[Dataset items]

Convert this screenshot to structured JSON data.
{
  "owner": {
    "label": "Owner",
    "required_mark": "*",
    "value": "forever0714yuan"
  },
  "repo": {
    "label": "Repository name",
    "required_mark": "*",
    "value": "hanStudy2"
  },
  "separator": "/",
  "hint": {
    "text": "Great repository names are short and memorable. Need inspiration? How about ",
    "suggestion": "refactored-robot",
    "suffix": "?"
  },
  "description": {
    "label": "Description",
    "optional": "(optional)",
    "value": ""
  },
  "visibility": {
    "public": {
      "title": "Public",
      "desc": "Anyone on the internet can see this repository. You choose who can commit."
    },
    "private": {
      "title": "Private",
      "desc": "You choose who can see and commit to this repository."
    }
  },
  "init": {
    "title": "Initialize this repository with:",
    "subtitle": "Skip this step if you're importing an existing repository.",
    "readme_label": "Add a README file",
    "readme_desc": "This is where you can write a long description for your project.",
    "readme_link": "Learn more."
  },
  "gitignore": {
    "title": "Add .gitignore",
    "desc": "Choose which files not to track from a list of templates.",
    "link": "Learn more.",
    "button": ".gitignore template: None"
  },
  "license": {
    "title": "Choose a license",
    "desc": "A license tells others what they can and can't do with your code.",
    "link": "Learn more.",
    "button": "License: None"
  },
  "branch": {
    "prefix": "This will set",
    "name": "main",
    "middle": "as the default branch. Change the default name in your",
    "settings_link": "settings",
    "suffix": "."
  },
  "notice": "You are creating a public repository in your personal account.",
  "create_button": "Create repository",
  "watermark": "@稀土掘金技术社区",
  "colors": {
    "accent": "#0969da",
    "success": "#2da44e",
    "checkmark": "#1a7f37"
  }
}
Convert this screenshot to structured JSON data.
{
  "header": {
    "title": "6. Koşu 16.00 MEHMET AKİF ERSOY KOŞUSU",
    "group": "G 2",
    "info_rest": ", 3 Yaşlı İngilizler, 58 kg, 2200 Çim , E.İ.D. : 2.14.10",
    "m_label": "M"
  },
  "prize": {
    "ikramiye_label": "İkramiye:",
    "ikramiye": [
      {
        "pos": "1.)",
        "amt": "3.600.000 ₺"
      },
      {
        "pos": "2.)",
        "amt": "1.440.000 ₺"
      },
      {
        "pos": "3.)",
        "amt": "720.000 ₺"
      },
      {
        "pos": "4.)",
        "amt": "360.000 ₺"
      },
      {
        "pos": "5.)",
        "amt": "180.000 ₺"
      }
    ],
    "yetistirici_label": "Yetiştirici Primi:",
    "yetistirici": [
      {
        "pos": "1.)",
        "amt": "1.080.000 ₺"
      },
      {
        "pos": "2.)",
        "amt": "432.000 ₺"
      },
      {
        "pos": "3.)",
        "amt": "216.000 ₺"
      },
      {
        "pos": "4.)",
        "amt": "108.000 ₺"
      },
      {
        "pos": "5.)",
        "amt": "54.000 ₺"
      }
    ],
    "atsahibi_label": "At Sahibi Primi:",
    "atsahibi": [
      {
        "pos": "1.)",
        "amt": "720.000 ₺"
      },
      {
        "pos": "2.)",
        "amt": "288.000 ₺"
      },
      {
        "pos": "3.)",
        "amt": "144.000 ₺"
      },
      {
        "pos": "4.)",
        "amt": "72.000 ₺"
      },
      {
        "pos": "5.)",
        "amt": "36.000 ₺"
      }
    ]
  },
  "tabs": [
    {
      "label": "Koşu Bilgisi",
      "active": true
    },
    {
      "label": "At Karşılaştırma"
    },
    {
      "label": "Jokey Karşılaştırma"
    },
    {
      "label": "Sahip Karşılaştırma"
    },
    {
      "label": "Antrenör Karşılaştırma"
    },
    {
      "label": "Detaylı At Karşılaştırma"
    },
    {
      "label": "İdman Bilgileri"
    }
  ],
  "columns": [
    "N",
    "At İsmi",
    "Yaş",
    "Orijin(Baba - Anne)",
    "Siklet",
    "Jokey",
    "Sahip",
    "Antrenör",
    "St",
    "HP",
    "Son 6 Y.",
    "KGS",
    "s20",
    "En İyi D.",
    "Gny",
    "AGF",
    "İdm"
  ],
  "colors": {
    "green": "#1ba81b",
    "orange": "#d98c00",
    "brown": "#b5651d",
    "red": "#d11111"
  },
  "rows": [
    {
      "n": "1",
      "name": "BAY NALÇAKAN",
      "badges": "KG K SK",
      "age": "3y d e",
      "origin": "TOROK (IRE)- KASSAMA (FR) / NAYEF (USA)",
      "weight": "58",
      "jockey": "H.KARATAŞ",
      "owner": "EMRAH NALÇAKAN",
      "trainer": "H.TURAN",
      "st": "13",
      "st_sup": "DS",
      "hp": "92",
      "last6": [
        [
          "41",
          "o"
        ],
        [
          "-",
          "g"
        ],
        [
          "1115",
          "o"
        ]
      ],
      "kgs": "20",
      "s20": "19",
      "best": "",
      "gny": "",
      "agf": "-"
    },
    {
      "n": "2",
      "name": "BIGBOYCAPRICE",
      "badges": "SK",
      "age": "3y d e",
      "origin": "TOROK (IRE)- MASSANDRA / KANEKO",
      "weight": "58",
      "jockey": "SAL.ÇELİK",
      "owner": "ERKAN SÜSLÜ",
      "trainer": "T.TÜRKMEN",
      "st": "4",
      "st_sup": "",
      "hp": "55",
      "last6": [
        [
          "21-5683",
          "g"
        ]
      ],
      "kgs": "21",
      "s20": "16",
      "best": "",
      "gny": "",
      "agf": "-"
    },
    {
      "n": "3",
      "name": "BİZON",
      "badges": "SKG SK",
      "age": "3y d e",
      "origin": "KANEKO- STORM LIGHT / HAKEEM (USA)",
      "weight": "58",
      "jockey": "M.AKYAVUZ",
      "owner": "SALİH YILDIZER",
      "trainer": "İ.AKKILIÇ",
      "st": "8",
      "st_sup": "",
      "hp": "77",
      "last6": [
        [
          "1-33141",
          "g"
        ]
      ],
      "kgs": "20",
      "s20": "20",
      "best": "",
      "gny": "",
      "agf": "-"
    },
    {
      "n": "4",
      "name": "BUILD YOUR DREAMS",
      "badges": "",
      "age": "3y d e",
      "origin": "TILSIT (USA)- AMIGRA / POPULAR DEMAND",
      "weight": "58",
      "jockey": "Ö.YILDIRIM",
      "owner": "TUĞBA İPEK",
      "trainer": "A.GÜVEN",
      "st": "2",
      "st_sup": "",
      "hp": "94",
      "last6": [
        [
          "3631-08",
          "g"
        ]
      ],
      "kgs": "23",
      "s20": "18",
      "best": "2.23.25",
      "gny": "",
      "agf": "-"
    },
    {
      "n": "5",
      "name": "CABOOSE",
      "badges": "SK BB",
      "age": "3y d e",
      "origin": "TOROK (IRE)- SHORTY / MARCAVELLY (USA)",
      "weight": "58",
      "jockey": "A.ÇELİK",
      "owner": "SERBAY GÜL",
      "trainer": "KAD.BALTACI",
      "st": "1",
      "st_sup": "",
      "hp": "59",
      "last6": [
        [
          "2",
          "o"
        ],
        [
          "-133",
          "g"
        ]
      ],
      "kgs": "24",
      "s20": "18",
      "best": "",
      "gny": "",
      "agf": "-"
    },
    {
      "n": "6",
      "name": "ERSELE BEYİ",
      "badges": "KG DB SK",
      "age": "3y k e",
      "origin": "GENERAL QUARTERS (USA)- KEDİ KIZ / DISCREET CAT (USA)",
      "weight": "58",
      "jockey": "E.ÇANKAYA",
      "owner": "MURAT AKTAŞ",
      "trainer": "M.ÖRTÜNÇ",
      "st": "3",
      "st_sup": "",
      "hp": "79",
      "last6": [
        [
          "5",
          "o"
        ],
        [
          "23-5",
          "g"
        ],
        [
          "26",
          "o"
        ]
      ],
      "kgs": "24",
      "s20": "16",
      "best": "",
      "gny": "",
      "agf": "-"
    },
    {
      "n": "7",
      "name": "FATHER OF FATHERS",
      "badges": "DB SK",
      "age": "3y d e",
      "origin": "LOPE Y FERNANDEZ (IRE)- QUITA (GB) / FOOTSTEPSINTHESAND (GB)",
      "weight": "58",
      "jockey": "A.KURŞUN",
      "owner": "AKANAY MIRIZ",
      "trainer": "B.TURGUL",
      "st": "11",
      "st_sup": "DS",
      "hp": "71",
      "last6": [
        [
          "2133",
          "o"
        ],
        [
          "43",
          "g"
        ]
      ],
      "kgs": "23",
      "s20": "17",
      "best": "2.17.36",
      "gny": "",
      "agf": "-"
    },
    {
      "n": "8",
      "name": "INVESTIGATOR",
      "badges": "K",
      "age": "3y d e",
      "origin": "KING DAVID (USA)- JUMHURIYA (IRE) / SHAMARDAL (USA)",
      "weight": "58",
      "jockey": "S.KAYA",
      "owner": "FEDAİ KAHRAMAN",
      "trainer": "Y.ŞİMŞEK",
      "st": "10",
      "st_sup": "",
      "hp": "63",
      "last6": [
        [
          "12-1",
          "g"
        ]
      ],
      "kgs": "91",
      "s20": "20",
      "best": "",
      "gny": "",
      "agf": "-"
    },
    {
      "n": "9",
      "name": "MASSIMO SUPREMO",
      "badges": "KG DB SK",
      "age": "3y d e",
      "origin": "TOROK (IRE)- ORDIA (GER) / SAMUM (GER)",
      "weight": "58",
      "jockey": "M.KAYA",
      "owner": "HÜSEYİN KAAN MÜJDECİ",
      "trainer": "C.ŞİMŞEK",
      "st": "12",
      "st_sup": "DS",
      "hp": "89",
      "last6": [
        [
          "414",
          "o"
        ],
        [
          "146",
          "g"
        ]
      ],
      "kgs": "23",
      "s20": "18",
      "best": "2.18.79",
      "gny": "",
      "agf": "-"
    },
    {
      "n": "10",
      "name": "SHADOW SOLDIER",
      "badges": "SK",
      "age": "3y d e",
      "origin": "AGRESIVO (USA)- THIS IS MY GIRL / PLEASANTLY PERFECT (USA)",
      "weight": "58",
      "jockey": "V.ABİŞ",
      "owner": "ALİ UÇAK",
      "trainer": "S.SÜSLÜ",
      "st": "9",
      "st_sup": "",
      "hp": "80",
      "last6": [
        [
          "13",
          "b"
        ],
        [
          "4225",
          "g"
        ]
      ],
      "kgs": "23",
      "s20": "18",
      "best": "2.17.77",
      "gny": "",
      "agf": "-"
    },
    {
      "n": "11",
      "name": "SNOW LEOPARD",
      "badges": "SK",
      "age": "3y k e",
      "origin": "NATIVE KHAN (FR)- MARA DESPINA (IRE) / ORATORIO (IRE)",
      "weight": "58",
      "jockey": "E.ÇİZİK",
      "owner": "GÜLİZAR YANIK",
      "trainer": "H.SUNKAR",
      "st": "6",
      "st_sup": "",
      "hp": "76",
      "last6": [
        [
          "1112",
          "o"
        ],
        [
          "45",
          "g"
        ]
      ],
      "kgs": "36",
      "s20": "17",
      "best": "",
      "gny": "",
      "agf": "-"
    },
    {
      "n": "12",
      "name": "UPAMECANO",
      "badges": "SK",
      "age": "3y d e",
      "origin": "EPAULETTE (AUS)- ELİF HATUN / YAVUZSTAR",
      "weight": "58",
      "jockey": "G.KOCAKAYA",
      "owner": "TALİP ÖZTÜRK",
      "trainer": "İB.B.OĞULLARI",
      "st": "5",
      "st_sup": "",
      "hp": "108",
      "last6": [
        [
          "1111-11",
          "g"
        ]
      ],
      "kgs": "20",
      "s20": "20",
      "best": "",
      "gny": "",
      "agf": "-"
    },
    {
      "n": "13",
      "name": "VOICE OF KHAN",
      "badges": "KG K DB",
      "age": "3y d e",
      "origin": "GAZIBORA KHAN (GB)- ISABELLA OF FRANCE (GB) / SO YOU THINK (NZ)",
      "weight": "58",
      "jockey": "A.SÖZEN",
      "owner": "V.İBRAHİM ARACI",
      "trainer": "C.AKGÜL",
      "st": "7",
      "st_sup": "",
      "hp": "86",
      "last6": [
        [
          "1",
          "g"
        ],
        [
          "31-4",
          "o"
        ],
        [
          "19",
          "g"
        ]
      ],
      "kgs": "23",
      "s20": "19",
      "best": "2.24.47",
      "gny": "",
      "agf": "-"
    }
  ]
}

EXERCISE DIRECTIONS -> From the records above, pull out each line that has "Primi".

CORRECT RESPONSE ->
    "yetistirici_label": "Yetiştirici Primi:",
    "atsahibi_label": "At Sahibi Primi:",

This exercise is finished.